Task prompt
Output all of the records exactly as written.

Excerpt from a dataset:
■ ■ ■ ■
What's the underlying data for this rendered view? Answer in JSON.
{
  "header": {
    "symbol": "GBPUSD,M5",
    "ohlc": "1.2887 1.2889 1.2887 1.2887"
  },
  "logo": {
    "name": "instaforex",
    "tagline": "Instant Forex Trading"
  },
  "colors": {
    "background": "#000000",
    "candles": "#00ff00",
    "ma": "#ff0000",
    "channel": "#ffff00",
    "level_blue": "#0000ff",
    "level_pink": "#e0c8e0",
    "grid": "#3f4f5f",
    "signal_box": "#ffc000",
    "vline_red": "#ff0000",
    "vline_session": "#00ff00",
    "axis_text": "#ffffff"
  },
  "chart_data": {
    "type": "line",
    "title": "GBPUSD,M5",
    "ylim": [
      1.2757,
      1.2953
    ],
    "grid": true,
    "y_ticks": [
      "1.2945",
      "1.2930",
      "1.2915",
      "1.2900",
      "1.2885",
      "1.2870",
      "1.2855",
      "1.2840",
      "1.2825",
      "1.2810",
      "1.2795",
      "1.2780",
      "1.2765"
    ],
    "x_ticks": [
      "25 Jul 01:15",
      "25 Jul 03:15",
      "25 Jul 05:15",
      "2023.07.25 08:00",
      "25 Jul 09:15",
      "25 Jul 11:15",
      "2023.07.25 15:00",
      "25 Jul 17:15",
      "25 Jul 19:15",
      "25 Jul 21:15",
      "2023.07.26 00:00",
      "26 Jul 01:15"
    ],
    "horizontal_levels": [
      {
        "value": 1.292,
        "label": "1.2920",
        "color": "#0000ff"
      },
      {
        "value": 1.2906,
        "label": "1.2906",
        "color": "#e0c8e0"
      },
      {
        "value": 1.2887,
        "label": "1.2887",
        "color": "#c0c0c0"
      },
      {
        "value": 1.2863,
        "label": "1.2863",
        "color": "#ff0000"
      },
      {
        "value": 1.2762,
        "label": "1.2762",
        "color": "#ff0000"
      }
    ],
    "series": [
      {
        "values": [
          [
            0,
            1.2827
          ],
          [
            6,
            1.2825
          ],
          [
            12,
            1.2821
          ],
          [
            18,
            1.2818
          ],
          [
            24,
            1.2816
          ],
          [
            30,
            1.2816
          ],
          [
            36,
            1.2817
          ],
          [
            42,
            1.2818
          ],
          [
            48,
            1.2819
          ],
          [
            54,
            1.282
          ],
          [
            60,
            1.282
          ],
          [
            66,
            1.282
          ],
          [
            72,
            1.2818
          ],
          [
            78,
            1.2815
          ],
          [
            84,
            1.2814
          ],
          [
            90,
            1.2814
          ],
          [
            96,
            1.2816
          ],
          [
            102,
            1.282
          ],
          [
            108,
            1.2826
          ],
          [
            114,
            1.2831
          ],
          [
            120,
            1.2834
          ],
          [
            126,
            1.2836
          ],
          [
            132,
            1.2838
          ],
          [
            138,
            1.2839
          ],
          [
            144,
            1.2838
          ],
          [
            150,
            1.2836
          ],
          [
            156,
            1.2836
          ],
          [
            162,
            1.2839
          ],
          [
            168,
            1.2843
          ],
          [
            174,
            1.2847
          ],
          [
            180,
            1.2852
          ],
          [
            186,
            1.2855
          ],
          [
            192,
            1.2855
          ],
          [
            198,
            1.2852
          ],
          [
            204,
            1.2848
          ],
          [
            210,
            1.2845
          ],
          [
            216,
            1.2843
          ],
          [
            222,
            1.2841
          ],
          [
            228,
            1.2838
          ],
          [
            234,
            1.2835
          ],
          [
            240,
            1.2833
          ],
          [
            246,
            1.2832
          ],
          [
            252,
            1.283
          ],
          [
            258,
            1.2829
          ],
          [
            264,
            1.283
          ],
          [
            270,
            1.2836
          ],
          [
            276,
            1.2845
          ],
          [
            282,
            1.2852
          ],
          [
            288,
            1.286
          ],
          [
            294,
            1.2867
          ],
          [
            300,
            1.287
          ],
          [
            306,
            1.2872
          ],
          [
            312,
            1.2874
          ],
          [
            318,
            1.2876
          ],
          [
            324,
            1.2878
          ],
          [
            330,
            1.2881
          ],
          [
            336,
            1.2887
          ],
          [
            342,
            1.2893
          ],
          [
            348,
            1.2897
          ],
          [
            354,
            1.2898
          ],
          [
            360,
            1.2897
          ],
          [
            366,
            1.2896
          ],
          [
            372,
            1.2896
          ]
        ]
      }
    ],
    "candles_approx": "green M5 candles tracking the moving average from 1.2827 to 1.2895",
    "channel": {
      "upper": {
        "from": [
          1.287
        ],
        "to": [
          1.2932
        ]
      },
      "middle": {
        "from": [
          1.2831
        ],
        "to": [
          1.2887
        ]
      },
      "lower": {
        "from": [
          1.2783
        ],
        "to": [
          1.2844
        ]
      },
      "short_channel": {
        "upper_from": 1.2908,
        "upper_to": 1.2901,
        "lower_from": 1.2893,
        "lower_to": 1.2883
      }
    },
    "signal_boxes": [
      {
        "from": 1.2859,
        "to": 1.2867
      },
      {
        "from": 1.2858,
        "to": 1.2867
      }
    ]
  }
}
■ ■ ■ ■
Full solution
What's the underlying data for this rendered view? Answer in JSON.
{
  "header": {
    "symbol": "GBPUSD,M5",
    "ohlc": "1.2887 1.2889 1.2887 1.2887"
  },
  "logo": {
    "name": "instaforex",
    "tagline": "Instant Forex Trading"
  },
  "colors": {
    "background": "#000000",
    "candles": "#00ff00",
    "ma": "#ff0000",
    "channel": "#ffff00",
    "level_blue": "#0000ff",
    "level_pink": "#e0c8e0",
    "grid": "#3f4f5f",
    "signal_box": "#ffc000",
    "vline_red": "#ff0000",
    "vline_session": "#00ff00",
    "axis_text": "#ffffff"
  },
  "chart_data": {
    "type": "line",
    "title": "GBPUSD,M5",
    "ylim": [
      1.2757,
      1.2953
    ],
    "grid": true,
    "y_ticks": [
      "1.2945",
      "1.2930",
      "1.2915",
      "1.2900",
      "1.2885",
      "1.2870",
      "1.2855",
      "1.2840",
      "1.2825",
      "1.2810",
      "1.2795",
      "1.2780",
      "1.2765"
    ],
    "x_ticks": [
      "25 Jul 01:15",
      "25 Jul 03:15",
      "25 Jul 05:15",
      "2023.07.25 08:00",
      "25 Jul 09:15",
      "25 Jul 11:15",
      "2023.07.25 15:00",
      "25 Jul 17:15",
      "25 Jul 19:15",
      "25 Jul 21:15",
      "2023.07.26 00:00",
      "26 Jul 01:15"
    ],
    "horizontal_levels": [
      {
        "value": 1.292,
        "label": "1.2920",
        "color": "#0000ff"
      },
      {
        "value": 1.2906,
        "label": "1.2906",
        "color": "#e0c8e0"
      },
      {
        "value": 1.2887,
        "label": "1.2887",
        "color": "#c0c0c0"
      },
      {
        "value": 1.2863,
        "label": "1.2863",
        "color": "#ff0000"
      },
      {
        "value": 1.2762,
        "label": "1.2762",
        "color": "#ff0000"
      }
    ],
    "series": [
      {
        "values": [
          [
            0,
            1.2827
          ],
          [
            6,
            1.2825
          ],
          [
            12,
            1.2821
          ],
          [
            18,
            1.2818
          ],
          [
            24,
            1.2816
          ],
          [
            30,
            1.2816
          ],
          [
            36,
            1.2817
          ],
          [
            42,
            1.2818
          ],
          [
            48,
            1.2819
          ],
          [
            54,
            1.282
          ],
          [
            60,
            1.282
          ],
          [
            66,
            1.282
          ],
          [
            72,
            1.2818
          ],
          [
            78,
            1.2815
          ],
          [
            84,
            1.2814
          ],
          [
            90,
            1.2814
          ],
          [
            96,
            1.2816
          ],
          [
            102,
            1.282
          ],
          [
            108,
            1.2826
          ],
          [
            114,
            1.2831
          ],
          [
            120,
            1.2834
          ],
          [
            126,
            1.2836
          ],
          [
            132,
            1.2838
          ],
          [
            138,
            1.2839
          ],
          [
            144,
            1.2838
          ],
          [
            150,
            1.2836
          ],
          [
            156,
            1.2836
          ],
          [
            162,
            1.2839
          ],
          [
            168,
            1.2843
          ],
          [
            174,
            1.2847
          ],
          [
            180,
            1.2852
          ],
          [
            186,
            1.2855
          ],
          [
            192,
            1.2855
          ],
          [
            198,
            1.2852
          ],
          [
            204,
            1.2848
          ],
          [
            210,
            1.2845
          ],
          [
            216,
            1.2843
          ],
          [
            222,
            1.2841
          ],
          [
            228,
            1.2838
          ],
          [
            234,
            1.2835
          ],
          [
            240,
            1.2833
          ],
          [
            246,
            1.2832
          ],
          [
            252,
            1.283
          ],
          [
            258,
            1.2829
          ],
          [
            264,
            1.283
          ],
          [
            270,
            1.2836
          ],
          [
            276,
            1.2845
          ],
          [
            282,
            1.2852
          ],
          [
            288,
            1.286
          ],
          [
            294,
            1.2867
          ],
          [
            300,
            1.287
          ],
          [
            306,
            1.2872
          ],
          [
            312,
            1.2874
          ],
          [
            318,
            1.2876
          ],
          [
            324,
            1.2878
          ],
          [
            330,
            1.2881
          ],
          [
            336,
            1.2887
          ],
          [
            342,
            1.2893
          ],
          [
            348,
            1.2897
          ],
          [
            354,
            1.2898
          ],
          [
            360,
            1.2897
          ],
          [
            366,
            1.2896
          ],
          [
            372,
            1.2896
          ]
        ]
      }
    ],
    "candles_approx": "green M5 candles tracking the moving average from 1.2827 to 1.2895",
    "channel": {
      "upper": {
        "from": [
          1.287
        ],
        "to": [
          1.2932
        ]
      },
      "middle": {
        "from": [
          1.2831
        ],
        "to": [
          1.2887
        ]
      },
      "lower": {
        "from": [
          1.2783
        ],
        "to": [
          1.2844
        ]
      },
      "short_channel": {
        "upper_from": 1.2908,
        "upper_to": 1.2901,
        "lower_from": 1.2893,
        "lower_to": 1.2883
      }
    },
    "signal_boxes": [
      {
        "from": 1.2859,
        "to": 1.2867
      },
      {
        "from": 1.2858,
        "to": 1.2867
      }
    ]
  }
}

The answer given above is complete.